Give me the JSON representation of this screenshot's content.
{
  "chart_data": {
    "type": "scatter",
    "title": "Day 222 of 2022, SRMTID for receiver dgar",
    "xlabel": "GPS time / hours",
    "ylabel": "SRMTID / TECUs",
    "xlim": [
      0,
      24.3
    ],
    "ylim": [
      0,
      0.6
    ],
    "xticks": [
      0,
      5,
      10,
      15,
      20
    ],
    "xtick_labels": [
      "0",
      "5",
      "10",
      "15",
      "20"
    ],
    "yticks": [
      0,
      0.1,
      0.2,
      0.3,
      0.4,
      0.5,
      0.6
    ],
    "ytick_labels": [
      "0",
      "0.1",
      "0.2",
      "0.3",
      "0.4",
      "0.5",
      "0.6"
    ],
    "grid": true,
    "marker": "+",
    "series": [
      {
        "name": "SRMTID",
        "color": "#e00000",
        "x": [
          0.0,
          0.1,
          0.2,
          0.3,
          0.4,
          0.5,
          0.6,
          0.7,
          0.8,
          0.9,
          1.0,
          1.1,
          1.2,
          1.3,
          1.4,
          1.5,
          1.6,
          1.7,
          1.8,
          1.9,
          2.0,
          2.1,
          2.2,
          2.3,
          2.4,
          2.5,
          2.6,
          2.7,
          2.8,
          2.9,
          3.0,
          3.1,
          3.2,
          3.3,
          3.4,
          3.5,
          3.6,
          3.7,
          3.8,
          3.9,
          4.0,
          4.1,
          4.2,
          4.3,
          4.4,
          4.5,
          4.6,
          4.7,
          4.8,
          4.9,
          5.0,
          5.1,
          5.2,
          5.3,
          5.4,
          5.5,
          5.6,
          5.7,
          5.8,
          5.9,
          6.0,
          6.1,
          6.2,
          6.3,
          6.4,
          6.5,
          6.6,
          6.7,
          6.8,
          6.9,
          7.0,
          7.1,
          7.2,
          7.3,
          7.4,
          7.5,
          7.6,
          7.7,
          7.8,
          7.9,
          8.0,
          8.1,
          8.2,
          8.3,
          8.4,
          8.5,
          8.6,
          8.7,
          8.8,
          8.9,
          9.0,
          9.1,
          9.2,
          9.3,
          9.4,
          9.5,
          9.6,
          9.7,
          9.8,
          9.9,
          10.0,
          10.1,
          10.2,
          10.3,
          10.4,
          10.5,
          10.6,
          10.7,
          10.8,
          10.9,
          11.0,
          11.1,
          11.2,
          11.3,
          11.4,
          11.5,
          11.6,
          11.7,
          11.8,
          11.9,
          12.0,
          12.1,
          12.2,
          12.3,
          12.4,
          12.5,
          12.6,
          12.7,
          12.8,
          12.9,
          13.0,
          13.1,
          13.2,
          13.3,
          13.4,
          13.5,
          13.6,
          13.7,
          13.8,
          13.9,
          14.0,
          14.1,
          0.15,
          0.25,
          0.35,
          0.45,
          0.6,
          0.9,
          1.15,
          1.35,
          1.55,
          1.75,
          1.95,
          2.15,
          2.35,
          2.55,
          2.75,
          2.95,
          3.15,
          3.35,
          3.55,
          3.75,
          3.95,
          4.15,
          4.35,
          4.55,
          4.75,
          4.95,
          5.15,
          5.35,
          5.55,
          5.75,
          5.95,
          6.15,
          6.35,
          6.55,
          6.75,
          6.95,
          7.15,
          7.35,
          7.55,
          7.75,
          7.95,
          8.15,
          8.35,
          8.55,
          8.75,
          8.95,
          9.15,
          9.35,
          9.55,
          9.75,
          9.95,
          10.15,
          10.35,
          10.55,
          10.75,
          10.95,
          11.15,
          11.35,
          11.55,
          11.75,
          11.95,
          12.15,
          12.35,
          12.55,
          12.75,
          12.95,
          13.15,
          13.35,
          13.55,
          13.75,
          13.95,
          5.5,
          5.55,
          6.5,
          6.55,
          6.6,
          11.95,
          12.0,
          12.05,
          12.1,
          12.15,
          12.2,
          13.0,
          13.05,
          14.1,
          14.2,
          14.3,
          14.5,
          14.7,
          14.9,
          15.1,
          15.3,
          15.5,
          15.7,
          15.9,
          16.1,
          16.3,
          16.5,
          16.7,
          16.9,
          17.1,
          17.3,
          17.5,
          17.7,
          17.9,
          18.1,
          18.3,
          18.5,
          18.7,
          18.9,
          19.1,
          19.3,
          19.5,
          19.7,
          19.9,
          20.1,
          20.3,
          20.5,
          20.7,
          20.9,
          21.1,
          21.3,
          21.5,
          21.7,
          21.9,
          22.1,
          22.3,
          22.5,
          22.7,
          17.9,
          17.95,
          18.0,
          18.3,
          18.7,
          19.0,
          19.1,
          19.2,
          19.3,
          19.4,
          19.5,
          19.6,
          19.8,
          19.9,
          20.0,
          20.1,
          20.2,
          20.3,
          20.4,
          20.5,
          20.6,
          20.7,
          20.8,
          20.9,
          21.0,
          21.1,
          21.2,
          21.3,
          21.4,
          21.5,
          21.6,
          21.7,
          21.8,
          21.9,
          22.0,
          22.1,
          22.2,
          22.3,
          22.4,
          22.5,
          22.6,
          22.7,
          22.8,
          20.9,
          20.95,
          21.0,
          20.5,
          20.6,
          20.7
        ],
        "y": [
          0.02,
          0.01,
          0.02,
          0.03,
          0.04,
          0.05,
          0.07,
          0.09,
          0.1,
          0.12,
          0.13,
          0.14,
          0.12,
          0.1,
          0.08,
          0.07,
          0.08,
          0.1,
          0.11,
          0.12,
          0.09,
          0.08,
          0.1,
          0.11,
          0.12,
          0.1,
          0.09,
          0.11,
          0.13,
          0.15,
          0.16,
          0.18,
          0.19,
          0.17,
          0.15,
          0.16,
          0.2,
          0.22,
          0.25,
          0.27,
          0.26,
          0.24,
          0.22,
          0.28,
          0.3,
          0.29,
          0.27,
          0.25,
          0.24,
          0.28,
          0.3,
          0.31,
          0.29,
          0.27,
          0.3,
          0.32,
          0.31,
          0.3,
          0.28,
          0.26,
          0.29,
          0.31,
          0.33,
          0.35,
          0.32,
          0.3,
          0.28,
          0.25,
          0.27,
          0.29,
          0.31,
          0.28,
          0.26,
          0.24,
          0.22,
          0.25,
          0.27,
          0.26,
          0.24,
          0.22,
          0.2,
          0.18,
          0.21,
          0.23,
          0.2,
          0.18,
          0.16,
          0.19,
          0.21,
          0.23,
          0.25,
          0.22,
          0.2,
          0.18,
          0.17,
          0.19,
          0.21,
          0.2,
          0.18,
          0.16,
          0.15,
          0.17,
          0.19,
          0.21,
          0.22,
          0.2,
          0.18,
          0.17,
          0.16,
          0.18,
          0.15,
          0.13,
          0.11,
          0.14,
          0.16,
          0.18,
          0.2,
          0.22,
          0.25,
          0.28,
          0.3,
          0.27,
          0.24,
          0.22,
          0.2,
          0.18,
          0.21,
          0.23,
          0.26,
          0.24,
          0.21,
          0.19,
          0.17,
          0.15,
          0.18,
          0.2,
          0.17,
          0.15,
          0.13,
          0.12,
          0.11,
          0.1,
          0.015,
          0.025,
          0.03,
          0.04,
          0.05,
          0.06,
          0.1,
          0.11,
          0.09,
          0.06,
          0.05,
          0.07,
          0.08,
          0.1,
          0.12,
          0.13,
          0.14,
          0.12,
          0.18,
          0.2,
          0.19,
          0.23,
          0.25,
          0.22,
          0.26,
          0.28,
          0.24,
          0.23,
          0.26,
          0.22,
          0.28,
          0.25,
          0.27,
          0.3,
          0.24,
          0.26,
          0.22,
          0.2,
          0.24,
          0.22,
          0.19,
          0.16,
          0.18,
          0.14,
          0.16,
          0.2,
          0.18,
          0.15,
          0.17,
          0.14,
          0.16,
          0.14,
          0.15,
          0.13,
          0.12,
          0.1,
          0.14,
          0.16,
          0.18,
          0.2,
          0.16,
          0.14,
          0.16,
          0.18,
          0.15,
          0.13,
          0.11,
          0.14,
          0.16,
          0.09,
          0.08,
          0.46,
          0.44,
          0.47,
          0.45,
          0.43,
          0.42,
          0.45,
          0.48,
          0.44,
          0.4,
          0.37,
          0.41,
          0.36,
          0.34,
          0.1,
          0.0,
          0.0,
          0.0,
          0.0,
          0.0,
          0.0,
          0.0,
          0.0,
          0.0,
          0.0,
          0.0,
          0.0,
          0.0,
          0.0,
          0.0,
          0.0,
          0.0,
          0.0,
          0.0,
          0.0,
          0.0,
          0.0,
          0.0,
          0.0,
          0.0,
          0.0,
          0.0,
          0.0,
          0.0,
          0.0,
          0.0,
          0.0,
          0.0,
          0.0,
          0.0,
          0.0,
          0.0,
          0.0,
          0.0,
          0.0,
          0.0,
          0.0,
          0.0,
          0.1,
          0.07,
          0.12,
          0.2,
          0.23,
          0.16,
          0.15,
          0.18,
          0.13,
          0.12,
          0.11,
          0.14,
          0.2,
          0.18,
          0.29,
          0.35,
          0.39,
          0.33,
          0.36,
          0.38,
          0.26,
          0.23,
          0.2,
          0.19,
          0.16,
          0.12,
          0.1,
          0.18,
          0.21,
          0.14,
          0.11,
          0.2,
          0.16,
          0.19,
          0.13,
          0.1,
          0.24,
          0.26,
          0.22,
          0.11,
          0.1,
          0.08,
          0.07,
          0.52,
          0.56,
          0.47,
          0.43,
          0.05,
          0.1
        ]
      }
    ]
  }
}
┄┄┄┄┄┄
**Given request**
Check each line of the records for "SRMTID" and copy the ones that contain it.

**Task response**
    "title": "Day 222 of 2022, SRMTID for receiver dgar",
    "ylabel": "SRMTID / TECUs",
        "name": "SRMTID",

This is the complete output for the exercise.